Figure dataset records:
────────────────
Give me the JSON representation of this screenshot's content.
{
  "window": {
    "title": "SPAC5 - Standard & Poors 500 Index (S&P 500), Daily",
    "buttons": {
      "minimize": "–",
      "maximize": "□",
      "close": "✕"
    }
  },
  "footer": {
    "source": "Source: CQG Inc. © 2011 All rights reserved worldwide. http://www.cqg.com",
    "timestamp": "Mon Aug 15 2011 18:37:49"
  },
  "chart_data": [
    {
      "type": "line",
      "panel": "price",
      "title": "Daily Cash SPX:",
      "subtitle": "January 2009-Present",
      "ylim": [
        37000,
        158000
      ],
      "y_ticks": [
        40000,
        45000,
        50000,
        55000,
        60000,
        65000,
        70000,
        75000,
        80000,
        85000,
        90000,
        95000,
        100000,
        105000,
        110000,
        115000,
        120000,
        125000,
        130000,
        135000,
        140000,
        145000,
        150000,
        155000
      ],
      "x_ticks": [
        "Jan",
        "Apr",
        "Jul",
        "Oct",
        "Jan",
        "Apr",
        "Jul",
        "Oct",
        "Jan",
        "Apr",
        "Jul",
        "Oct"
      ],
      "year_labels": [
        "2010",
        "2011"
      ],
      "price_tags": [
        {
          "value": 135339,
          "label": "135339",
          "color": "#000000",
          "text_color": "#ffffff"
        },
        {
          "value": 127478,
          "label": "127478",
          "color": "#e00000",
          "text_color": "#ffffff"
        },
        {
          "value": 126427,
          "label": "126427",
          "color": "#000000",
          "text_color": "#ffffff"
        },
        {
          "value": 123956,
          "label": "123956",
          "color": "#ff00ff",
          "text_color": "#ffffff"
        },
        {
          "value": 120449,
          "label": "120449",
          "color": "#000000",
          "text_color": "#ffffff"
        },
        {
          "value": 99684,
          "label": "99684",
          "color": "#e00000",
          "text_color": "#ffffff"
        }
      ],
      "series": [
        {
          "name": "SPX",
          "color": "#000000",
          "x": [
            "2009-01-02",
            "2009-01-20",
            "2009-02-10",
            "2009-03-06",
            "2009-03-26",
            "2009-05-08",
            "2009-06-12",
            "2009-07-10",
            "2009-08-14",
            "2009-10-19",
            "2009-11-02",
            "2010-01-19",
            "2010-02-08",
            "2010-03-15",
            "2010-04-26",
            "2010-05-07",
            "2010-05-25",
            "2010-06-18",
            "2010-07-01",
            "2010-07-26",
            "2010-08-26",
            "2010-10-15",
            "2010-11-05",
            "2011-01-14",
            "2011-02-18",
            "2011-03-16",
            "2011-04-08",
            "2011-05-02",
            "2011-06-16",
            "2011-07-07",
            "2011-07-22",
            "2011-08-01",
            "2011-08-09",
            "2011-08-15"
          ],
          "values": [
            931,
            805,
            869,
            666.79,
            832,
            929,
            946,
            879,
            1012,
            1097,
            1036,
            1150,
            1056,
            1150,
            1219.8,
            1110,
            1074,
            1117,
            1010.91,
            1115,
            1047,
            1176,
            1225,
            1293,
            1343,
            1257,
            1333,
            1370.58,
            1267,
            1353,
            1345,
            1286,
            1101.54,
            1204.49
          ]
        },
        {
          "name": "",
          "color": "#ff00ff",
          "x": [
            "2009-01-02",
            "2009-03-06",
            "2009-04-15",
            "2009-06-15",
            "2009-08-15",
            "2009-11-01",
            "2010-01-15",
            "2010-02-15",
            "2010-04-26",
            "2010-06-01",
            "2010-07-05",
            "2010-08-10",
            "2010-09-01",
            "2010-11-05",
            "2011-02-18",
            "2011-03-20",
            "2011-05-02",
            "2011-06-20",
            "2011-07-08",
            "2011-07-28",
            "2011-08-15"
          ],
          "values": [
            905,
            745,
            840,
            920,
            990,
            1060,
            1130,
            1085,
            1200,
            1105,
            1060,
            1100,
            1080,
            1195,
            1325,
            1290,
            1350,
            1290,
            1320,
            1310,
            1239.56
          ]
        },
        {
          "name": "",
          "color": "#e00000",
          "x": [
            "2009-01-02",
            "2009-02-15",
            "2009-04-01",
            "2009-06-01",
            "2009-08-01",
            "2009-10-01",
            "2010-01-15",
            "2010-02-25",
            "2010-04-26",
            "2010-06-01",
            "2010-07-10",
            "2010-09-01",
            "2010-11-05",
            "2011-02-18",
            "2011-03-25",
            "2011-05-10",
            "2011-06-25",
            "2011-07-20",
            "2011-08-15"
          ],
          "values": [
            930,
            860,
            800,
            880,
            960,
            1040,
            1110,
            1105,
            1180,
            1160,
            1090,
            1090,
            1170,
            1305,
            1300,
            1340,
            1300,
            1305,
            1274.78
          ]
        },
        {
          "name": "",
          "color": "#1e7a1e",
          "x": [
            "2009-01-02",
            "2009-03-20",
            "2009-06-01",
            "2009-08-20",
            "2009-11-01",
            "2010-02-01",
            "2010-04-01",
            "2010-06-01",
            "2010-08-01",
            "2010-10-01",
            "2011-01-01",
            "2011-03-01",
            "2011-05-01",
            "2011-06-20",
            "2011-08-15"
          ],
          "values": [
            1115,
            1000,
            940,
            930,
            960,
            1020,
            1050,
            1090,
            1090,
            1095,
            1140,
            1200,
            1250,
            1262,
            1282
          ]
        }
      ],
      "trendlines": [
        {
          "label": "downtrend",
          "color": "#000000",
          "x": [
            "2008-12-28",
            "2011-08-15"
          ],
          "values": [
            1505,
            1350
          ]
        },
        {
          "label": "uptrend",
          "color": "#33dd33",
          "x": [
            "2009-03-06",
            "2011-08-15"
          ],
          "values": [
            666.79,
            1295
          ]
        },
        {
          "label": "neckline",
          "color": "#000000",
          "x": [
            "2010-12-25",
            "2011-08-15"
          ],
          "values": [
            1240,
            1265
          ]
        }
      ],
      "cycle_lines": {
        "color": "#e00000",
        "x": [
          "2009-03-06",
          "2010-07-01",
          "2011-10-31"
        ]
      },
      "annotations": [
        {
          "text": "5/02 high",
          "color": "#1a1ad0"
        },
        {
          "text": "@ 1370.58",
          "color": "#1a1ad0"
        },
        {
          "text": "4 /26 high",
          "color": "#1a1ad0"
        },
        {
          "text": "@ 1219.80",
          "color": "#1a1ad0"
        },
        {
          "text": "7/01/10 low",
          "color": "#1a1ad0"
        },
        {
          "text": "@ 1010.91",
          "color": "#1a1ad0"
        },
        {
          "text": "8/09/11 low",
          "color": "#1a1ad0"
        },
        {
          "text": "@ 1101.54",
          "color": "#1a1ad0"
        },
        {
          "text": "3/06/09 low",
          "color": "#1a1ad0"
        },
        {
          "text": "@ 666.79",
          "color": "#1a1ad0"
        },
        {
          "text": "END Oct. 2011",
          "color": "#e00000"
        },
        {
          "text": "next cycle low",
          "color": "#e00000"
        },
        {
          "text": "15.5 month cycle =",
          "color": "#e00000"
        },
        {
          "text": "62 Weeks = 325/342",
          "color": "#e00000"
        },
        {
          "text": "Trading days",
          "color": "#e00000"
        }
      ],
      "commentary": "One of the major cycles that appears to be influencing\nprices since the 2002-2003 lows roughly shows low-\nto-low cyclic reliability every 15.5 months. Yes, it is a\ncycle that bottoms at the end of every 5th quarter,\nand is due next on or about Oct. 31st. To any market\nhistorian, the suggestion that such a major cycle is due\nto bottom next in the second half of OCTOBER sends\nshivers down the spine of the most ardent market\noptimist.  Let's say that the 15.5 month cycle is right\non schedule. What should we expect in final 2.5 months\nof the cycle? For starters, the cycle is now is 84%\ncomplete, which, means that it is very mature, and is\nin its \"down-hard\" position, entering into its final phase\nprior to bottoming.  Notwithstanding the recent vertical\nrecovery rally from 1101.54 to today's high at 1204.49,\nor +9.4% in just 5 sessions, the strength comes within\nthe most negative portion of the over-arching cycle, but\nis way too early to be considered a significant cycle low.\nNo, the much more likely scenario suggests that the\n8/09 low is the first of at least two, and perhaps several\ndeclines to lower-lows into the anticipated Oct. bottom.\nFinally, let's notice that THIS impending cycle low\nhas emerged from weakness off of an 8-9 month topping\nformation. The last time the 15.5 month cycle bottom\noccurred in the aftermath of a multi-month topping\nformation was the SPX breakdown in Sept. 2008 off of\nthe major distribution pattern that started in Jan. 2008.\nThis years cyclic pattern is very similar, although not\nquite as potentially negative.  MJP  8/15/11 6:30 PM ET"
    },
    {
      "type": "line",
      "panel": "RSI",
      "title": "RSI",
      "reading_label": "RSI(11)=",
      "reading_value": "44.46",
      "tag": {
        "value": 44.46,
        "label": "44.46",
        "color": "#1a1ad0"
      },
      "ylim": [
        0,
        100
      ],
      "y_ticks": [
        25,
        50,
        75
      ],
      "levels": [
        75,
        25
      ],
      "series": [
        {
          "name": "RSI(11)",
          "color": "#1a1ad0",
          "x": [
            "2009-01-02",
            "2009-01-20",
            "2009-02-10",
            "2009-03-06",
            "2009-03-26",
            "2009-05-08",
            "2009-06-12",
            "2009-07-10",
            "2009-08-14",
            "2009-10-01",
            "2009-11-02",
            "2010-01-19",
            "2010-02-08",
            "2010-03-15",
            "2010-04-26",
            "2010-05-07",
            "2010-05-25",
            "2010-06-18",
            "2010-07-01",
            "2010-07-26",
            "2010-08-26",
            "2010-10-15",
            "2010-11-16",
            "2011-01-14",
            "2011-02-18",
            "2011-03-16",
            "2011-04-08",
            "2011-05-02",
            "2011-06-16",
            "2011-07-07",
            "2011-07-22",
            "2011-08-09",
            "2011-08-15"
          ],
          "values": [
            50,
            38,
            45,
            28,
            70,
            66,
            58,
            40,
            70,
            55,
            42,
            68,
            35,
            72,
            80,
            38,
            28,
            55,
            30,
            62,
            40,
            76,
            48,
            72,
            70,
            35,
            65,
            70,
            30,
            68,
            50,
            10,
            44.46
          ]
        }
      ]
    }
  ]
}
────────────────
What to produce:
Tally the lines of the material above that contain the word "Daily" and report the total alone.

Answer for this exercise:
2